■ **Work to do**:
Provide nothing beyond the count of lines that include the string "berdi".

— BEGIN Supplied material —

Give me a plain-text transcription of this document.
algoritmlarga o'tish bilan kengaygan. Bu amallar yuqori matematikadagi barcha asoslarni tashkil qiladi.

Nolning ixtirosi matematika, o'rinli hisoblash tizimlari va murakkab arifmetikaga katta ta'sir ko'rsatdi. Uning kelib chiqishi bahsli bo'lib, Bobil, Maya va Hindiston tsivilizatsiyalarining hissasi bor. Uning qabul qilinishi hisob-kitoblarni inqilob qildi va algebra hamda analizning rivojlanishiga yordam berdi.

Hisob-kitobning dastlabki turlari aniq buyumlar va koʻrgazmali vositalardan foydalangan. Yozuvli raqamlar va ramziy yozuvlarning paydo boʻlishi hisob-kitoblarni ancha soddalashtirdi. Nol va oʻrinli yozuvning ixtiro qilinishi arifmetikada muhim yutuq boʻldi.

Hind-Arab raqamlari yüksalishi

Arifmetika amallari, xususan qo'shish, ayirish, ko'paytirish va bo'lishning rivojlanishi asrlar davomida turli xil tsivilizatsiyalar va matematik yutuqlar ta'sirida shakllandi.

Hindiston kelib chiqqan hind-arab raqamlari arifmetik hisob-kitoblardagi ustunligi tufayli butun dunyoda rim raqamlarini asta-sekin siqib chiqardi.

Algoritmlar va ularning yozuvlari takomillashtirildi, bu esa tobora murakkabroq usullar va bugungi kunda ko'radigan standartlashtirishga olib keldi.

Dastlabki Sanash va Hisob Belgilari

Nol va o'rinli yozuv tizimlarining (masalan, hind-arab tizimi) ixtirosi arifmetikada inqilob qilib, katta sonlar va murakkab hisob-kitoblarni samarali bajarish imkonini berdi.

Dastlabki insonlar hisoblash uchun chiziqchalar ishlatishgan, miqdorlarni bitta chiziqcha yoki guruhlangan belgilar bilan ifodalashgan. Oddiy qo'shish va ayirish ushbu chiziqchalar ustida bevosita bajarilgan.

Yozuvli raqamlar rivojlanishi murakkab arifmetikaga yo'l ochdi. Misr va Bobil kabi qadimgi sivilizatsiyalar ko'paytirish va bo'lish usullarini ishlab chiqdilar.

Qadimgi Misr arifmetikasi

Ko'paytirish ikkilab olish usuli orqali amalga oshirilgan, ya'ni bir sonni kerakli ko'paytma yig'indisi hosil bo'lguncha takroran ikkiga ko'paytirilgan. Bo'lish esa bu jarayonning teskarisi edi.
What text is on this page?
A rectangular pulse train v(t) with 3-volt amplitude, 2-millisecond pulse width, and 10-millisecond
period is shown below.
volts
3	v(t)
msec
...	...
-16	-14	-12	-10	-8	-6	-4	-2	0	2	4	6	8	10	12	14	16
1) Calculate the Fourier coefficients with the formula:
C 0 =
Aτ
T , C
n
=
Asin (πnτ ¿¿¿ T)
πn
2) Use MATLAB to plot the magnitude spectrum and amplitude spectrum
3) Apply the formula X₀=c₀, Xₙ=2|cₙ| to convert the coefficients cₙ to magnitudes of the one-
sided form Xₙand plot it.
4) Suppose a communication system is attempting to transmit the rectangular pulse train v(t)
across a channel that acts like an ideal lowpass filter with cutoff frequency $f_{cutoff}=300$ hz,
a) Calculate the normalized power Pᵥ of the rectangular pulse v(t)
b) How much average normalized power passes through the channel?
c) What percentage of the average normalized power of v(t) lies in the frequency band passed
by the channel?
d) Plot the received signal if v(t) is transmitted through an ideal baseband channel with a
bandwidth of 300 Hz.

— END Supplied material —

■ **Final result**:
2